Goal of the exercise
Write out every record in full, exactly as written, please.
>> START Task data
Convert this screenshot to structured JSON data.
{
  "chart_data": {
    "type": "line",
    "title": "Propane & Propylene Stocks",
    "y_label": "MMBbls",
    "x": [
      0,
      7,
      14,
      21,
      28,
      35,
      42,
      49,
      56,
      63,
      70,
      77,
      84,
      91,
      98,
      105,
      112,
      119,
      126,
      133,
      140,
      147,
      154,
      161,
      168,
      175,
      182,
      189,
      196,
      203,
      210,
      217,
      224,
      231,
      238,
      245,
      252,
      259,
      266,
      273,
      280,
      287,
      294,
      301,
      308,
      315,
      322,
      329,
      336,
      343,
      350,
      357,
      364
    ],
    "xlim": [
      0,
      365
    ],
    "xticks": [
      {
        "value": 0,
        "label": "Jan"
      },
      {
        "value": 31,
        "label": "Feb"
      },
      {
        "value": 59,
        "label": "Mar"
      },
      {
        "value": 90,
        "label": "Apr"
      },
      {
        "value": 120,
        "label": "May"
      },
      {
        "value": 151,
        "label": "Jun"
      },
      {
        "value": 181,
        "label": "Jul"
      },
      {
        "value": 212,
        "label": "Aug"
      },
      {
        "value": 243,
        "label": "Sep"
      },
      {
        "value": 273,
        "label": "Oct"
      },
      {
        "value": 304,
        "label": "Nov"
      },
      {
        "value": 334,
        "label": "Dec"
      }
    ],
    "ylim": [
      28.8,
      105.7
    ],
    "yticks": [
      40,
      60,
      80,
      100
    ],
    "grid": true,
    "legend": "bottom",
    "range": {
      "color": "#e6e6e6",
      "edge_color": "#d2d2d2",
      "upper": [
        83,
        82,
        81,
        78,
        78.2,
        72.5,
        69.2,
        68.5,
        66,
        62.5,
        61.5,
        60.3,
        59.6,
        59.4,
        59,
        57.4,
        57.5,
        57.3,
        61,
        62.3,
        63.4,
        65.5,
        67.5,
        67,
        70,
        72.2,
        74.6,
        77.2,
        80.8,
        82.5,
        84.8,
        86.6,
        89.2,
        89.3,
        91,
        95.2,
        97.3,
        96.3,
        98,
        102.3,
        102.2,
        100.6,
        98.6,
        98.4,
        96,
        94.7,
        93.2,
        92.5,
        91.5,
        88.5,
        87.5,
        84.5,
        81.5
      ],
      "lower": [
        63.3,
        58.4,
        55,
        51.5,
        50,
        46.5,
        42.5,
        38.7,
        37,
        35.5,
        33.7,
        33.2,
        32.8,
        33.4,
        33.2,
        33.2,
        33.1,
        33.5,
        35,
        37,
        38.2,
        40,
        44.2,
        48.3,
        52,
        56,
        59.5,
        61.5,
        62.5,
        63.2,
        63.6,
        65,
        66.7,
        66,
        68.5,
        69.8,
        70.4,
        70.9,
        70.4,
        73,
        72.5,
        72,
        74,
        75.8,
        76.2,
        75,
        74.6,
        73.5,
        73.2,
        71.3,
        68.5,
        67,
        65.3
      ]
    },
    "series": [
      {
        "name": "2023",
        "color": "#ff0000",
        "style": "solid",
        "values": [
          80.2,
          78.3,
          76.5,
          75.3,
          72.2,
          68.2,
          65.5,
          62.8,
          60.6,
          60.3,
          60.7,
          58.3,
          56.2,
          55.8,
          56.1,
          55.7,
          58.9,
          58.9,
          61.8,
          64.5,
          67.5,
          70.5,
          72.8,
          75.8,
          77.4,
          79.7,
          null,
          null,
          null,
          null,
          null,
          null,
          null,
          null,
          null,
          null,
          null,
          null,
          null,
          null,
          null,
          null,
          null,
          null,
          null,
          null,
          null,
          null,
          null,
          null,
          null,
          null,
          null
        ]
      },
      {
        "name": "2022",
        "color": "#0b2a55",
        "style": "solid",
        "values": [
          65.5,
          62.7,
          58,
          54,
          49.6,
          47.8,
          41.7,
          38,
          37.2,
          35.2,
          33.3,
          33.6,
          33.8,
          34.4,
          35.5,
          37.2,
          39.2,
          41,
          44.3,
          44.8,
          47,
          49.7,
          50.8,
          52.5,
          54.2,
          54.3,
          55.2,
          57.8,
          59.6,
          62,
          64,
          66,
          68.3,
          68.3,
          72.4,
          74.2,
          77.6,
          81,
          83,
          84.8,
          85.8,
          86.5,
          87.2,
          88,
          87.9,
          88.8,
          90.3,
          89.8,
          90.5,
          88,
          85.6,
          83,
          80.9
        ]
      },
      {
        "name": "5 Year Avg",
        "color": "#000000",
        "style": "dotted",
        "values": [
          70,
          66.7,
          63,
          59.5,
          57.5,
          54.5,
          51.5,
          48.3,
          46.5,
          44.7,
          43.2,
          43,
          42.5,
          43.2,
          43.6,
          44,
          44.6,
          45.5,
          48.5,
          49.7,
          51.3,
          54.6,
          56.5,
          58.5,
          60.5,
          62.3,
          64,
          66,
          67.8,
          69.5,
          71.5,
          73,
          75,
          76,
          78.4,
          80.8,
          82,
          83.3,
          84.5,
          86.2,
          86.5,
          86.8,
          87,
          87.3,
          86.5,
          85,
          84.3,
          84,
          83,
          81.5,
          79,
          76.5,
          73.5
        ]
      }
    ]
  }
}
>> END Task data
Response to this task
Convert this screenshot to structured JSON data.
{
  "chart_data": {
    "type": "line",
    "title": "Propane & Propylene Stocks",
    "y_label": "MMBbls",
    "x": [
      0,
      7,
      14,
      21,
      28,
      35,
      42,
      49,
      56,
      63,
      70,
      77,
      84,
      91,
      98,
      105,
      112,
      119,
      126,
      133,
      140,
      147,
      154,
      161,
      168,
      175,
      182,
      189,
      196,
      203,
      210,
      217,
      224,
      231,
      238,
      245,
      252,
      259,
      266,
      273,
      280,
      287,
      294,
      301,
      308,
      315,
      322,
      329,
      336,
      343,
      350,
      357,
      364
    ],
    "xlim": [
      0,
      365
    ],
    "xticks": [
      {
        "value": 0,
        "label": "Jan"
      },
      {
        "value": 31,
        "label": "Feb"
      },
      {
        "value": 59,
        "label": "Mar"
      },
      {
        "value": 90,
        "label": "Apr"
      },
      {
        "value": 120,
        "label": "May"
      },
      {
        "value": 151,
        "label": "Jun"
      },
      {
        "value": 181,
        "label": "Jul"
      },
      {
        "value": 212,
        "label": "Aug"
      },
      {
        "value": 243,
        "label": "Sep"
      },
      {
        "value": 273,
        "label": "Oct"
      },
      {
        "value": 304,
        "label": "Nov"
      },
      {
        "value": 334,
        "label": "Dec"
      }
    ],
    "ylim": [
      28.8,
      105.7
    ],
    "yticks": [
      40,
      60,
      80,
      100
    ],
    "grid": true,
    "legend": "bottom",
    "range": {
      "color": "#e6e6e6",
      "edge_color": "#d2d2d2",
      "upper": [
        83,
        82,
        81,
        78,
        78.2,
        72.5,
        69.2,
        68.5,
        66,
        62.5,
        61.5,
        60.3,
        59.6,
        59.4,
        59,
        57.4,
        57.5,
        57.3,
        61,
        62.3,
        63.4,
        65.5,
        67.5,
        67,
        70,
        72.2,
        74.6,
        77.2,
        80.8,
        82.5,
        84.8,
        86.6,
        89.2,
        89.3,
        91,
        95.2,
        97.3,
        96.3,
        98,
        102.3,
        102.2,
        100.6,
        98.6,
        98.4,
        96,
        94.7,
        93.2,
        92.5,
        91.5,
        88.5,
        87.5,
        84.5,
        81.5
      ],
      "lower": [
        63.3,
        58.4,
        55,
        51.5,
        50,
        46.5,
        42.5,
        38.7,
        37,
        35.5,
        33.7,
        33.2,
        32.8,
        33.4,
        33.2,
        33.2,
        33.1,
        33.5,
        35,
        37,
        38.2,
        40,
        44.2,
        48.3,
        52,
        56,
        59.5,
        61.5,
        62.5,
        63.2,
        63.6,
        65,
        66.7,
        66,
        68.5,
        69.8,
        70.4,
        70.9,
        70.4,
        73,
        72.5,
        72,
        74,
        75.8,
        76.2,
        75,
        74.6,
        73.5,
        73.2,
        71.3,
        68.5,
        67,
        65.3
      ]
    },
    "series": [
      {
        "name": "2023",
        "color": "#ff0000",
        "style": "solid",
        "values": [
          80.2,
          78.3,
          76.5,
          75.3,
          72.2,
          68.2,
          65.5,
          62.8,
          60.6,
          60.3,
          60.7,
          58.3,
          56.2,
          55.8,
          56.1,
          55.7,
          58.9,
          58.9,
          61.8,
          64.5,
          67.5,
          70.5,
          72.8,
          75.8,
          77.4,
          79.7,
          null,
          null,
          null,
          null,
          null,
          null,
          null,
          null,
          null,
          null,
          null,
          null,
          null,
          null,
          null,
          null,
          null,
          null,
          null,
          null,
          null,
          null,
          null,
          null,
          null,
          null,
          null
        ]
      },
      {
        "name": "2022",
        "color": "#0b2a55",
        "style": "solid",
        "values": [
          65.5,
          62.7,
          58,
          54,
          49.6,
          47.8,
          41.7,
          38,
          37.2,
          35.2,
          33.3,
          33.6,
          33.8,
          34.4,
          35.5,
          37.2,
          39.2,
          41,
          44.3,
          44.8,
          47,
          49.7,
          50.8,
          52.5,
          54.2,
          54.3,
          55.2,
          57.8,
          59.6,
          62,
          64,
          66,
          68.3,
          68.3,
          72.4,
          74.2,
          77.6,
          81,
          83,
          84.8,
          85.8,
          86.5,
          87.2,
          88,
          87.9,
          88.8,
          90.3,
          89.8,
          90.5,
          88,
          85.6,
          83,
          80.9
        ]
      },
      {
        "name": "5 Year Avg",
        "color": "#000000",
        "style": "dotted",
        "values": [
          70,
          66.7,
          63,
          59.5,
          57.5,
          54.5,
          51.5,
          48.3,
          46.5,
          44.7,
          43.2,
          43,
          42.5,
          43.2,
          43.6,
          44,
          44.6,
          45.5,
          48.5,
          49.7,
          51.3,
          54.6,
          56.5,
          58.5,
          60.5,
          62.3,
          64,
          66,
          67.8,
          69.5,
          71.5,
          73,
          75,
          76,
          78.4,
          80.8,
          82,
          83.3,
          84.5,
          86.2,
          86.5,
          86.8,
          87,
          87.3,
          86.5,
          85,
          84.3,
          84,
          83,
          81.5,
          79,
          76.5,
          73.5
        ]
      }
    ]
  }
}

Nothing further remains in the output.